Your task is to transcribe all of the data below exactly, omitting the images.
— Start of Entries provided —
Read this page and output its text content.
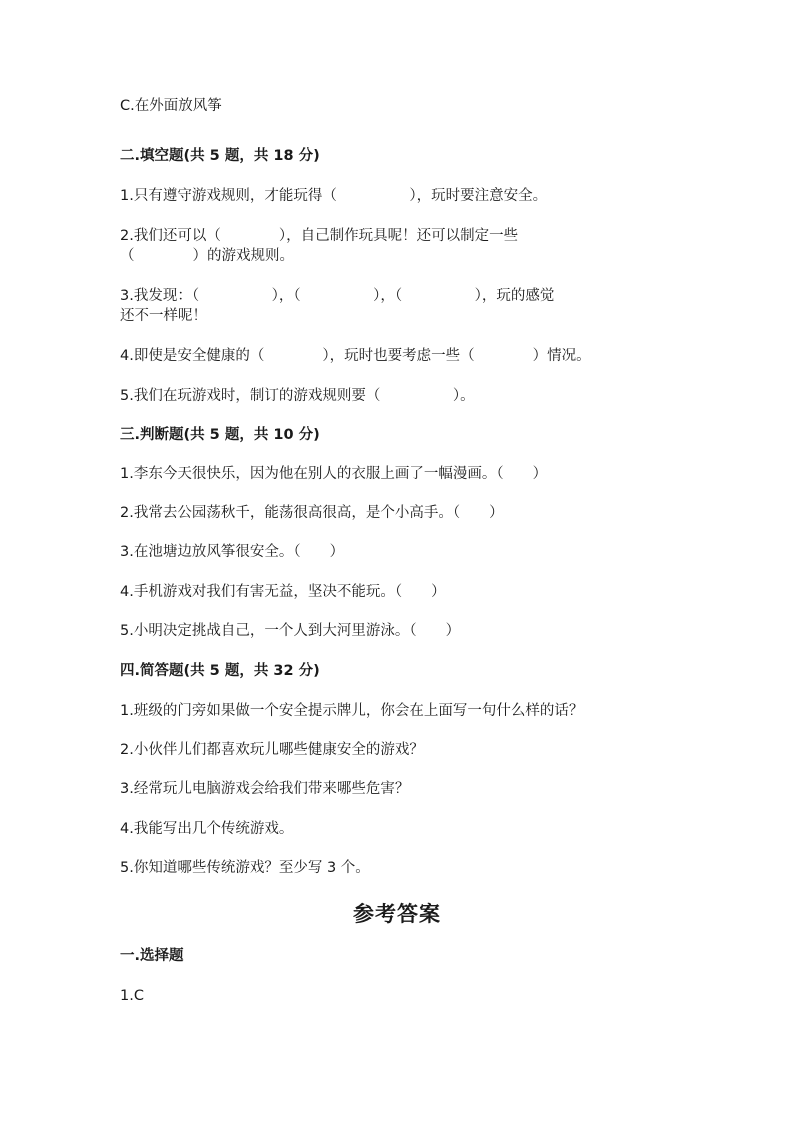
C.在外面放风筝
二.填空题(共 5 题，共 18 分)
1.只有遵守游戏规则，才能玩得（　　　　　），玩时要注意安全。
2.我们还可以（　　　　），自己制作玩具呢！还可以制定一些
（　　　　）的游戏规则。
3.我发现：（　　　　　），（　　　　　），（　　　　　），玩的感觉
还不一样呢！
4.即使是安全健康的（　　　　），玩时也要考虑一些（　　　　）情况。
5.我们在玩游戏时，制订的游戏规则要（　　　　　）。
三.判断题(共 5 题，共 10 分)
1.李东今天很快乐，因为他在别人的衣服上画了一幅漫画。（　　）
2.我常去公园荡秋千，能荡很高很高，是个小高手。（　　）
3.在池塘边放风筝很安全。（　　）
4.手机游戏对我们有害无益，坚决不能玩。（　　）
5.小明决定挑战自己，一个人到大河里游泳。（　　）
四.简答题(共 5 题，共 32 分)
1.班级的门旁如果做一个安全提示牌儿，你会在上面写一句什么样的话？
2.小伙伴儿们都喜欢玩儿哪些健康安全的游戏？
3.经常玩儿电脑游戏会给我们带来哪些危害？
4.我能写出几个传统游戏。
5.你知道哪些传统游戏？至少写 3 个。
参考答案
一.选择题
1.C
— End of Entries provided —
• _Output for this task_
Read this page and output its text content.
C.在外面放风筝
二.填空题(共 5 题，共 18 分)
1.只有遵守游戏规则，才能玩得（　　　　　），玩时要注意安全。
2.我们还可以（　　　　），自己制作玩具呢！还可以制定一些
（　　　　）的游戏规则。
3.我发现：（　　　　　），（　　　　　），（　　　　　），玩的感觉
还不一样呢！
4.即使是安全健康的（　　　　），玩时也要考虑一些（　　　　）情况。
5.我们在玩游戏时，制订的游戏规则要（　　　　　）。
三.判断题(共 5 题，共 10 分)
1.李东今天很快乐，因为他在别人的衣服上画了一幅漫画。（　　）
2.我常去公园荡秋千，能荡很高很高，是个小高手。（　　）
3.在池塘边放风筝很安全。（　　）
4.手机游戏对我们有害无益，坚决不能玩。（　　）
5.小明决定挑战自己，一个人到大河里游泳。（　　）
四.简答题(共 5 题，共 32 分)
1.班级的门旁如果做一个安全提示牌儿，你会在上面写一句什么样的话？
2.小伙伴儿们都喜欢玩儿哪些健康安全的游戏？
3.经常玩儿电脑游戏会给我们带来哪些危害？
4.我能写出几个传统游戏。
5.你知道哪些传统游戏？至少写 3 个。
参考答案
一.选择题
1.C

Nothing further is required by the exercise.